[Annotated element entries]
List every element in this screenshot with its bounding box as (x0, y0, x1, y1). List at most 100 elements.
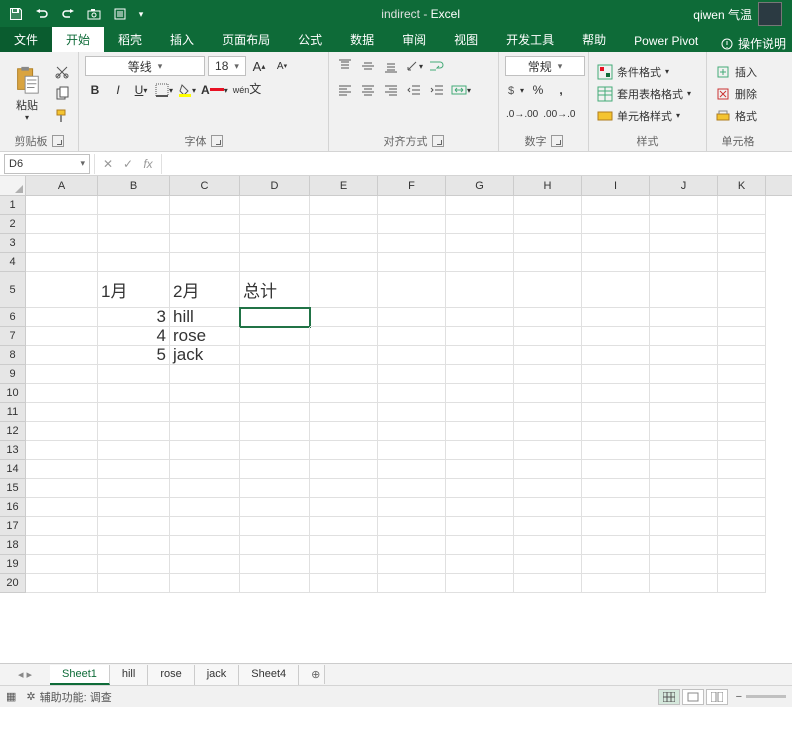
cell-K12[interactable] (718, 422, 766, 441)
cell-F17[interactable] (378, 517, 446, 536)
cell-E8[interactable] (310, 346, 378, 365)
cell-B15[interactable] (98, 479, 170, 498)
cell-E11[interactable] (310, 403, 378, 422)
cell-G4[interactable] (446, 253, 514, 272)
cell-F9[interactable] (378, 365, 446, 384)
grow-font-icon[interactable]: A▴ (249, 56, 269, 76)
cell-H2[interactable] (514, 215, 582, 234)
tab-插入[interactable]: 插入 (156, 27, 208, 52)
cell-F14[interactable] (378, 460, 446, 479)
phonetic-icon[interactable]: wén文 (232, 80, 263, 100)
cell-H13[interactable] (514, 441, 582, 460)
cell-J16[interactable] (650, 498, 718, 517)
cell-G8[interactable] (446, 346, 514, 365)
cell-H15[interactable] (514, 479, 582, 498)
cell-H17[interactable] (514, 517, 582, 536)
cell-G1[interactable] (446, 196, 514, 215)
align-top-icon[interactable] (335, 56, 355, 76)
font-color-icon[interactable]: A▾ (200, 80, 229, 100)
cell-G2[interactable] (446, 215, 514, 234)
cell-C16[interactable] (170, 498, 240, 517)
tab-稻壳[interactable]: 稻壳 (104, 27, 156, 52)
cell-C12[interactable] (170, 422, 240, 441)
formula-input[interactable] (162, 154, 792, 174)
cell-B9[interactable] (98, 365, 170, 384)
cell-H3[interactable] (514, 234, 582, 253)
sheet-tab-Sheet4[interactable]: Sheet4 (239, 665, 299, 685)
cell-J1[interactable] (650, 196, 718, 215)
cell-A20[interactable] (26, 574, 98, 593)
accessibility-icon[interactable]: ✲ (26, 690, 35, 703)
cell-A19[interactable] (26, 555, 98, 574)
normal-view-icon[interactable] (658, 689, 680, 705)
percent-icon[interactable]: % (528, 80, 548, 100)
sheet-tab-rose[interactable]: rose (148, 665, 194, 685)
cell-H19[interactable] (514, 555, 582, 574)
cell-K3[interactable] (718, 234, 766, 253)
row-header-19[interactable]: 19 (0, 555, 26, 574)
cell-F7[interactable] (378, 327, 446, 346)
cell-A17[interactable] (26, 517, 98, 536)
grid-body[interactable]: 123451月2月总计63hill74rose85jack91011121314… (0, 196, 792, 663)
number-format-combo[interactable]: 常规▾ (505, 56, 585, 76)
conditional-format-button[interactable]: 条件格式▾ (595, 62, 693, 82)
row-header-13[interactable]: 13 (0, 441, 26, 460)
row-header-8[interactable]: 8 (0, 346, 26, 365)
cell-E10[interactable] (310, 384, 378, 403)
cell-A10[interactable] (26, 384, 98, 403)
cell-K19[interactable] (718, 555, 766, 574)
new-sheet-button[interactable]: ⊕ (299, 665, 325, 684)
cell-E5[interactable] (310, 272, 378, 308)
cell-D7[interactable] (240, 327, 310, 346)
cell-E12[interactable] (310, 422, 378, 441)
row-header-4[interactable]: 4 (0, 253, 26, 272)
cell-B17[interactable] (98, 517, 170, 536)
cell-F6[interactable] (378, 308, 446, 327)
cell-D5[interactable]: 总计 (240, 272, 310, 308)
cell-C10[interactable] (170, 384, 240, 403)
cell-E6[interactable] (310, 308, 378, 327)
align-bottom-icon[interactable] (381, 56, 401, 76)
cell-G13[interactable] (446, 441, 514, 460)
cell-F16[interactable] (378, 498, 446, 517)
cell-H12[interactable] (514, 422, 582, 441)
row-header-10[interactable]: 10 (0, 384, 26, 403)
sheet-tab-jack[interactable]: jack (195, 665, 240, 685)
delete-cells-button[interactable]: 删除 (713, 84, 759, 104)
cell-I10[interactable] (582, 384, 650, 403)
col-header-F[interactable]: F (378, 176, 446, 195)
cell-K17[interactable] (718, 517, 766, 536)
cell-J12[interactable] (650, 422, 718, 441)
tab-Power Pivot[interactable]: Power Pivot (620, 30, 712, 52)
cell-B11[interactable] (98, 403, 170, 422)
cell-H5[interactable] (514, 272, 582, 308)
row-header-15[interactable]: 15 (0, 479, 26, 498)
col-header-E[interactable]: E (310, 176, 378, 195)
cell-G14[interactable] (446, 460, 514, 479)
cell-G3[interactable] (446, 234, 514, 253)
row-header-3[interactable]: 3 (0, 234, 26, 253)
cell-G18[interactable] (446, 536, 514, 555)
tell-me[interactable]: 操作说明 (714, 35, 792, 52)
cell-C19[interactable] (170, 555, 240, 574)
avatar[interactable] (758, 2, 782, 26)
cell-K15[interactable] (718, 479, 766, 498)
col-header-G[interactable]: G (446, 176, 514, 195)
dialog-launcher-icon[interactable] (551, 135, 563, 147)
cell-E13[interactable] (310, 441, 378, 460)
cell-E20[interactable] (310, 574, 378, 593)
cell-K16[interactable] (718, 498, 766, 517)
cell-K14[interactable] (718, 460, 766, 479)
cell-E14[interactable] (310, 460, 378, 479)
align-right-icon[interactable] (381, 80, 401, 100)
tab-公式[interactable]: 公式 (284, 27, 336, 52)
fx-icon[interactable]: fx (139, 157, 157, 171)
cell-E4[interactable] (310, 253, 378, 272)
tab-开始[interactable]: 开始 (52, 27, 104, 52)
cell-F8[interactable] (378, 346, 446, 365)
cell-F4[interactable] (378, 253, 446, 272)
cell-H14[interactable] (514, 460, 582, 479)
cell-J13[interactable] (650, 441, 718, 460)
cell-D14[interactable] (240, 460, 310, 479)
cell-C5[interactable]: 2月 (170, 272, 240, 308)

» **REQUEST**
Gather every line in the rows above that contains the string "icon", copying each one in full. Case counts.

» **SOLUTION FOR THIS EXERCISE**
grow-font-icon[interactable]: A▴ (249, 56, 269, 76)
phonetic-icon[interactable]: wén文 (232, 80, 263, 100)
align-top-icon[interactable] (335, 56, 355, 76)
font-color-icon[interactable]: A▾ (200, 80, 229, 100)
accessibility-icon[interactable]: ✲ (26, 690, 35, 703)
normal-view-icon[interactable] (658, 689, 680, 705)
percent-icon[interactable]: % (528, 80, 548, 100)
align-bottom-icon[interactable] (381, 56, 401, 76)
dialog-launcher-icon[interactable] (551, 135, 563, 147)
align-right-icon[interactable] (381, 80, 401, 100)
fx-icon[interactable]: fx (139, 157, 157, 171)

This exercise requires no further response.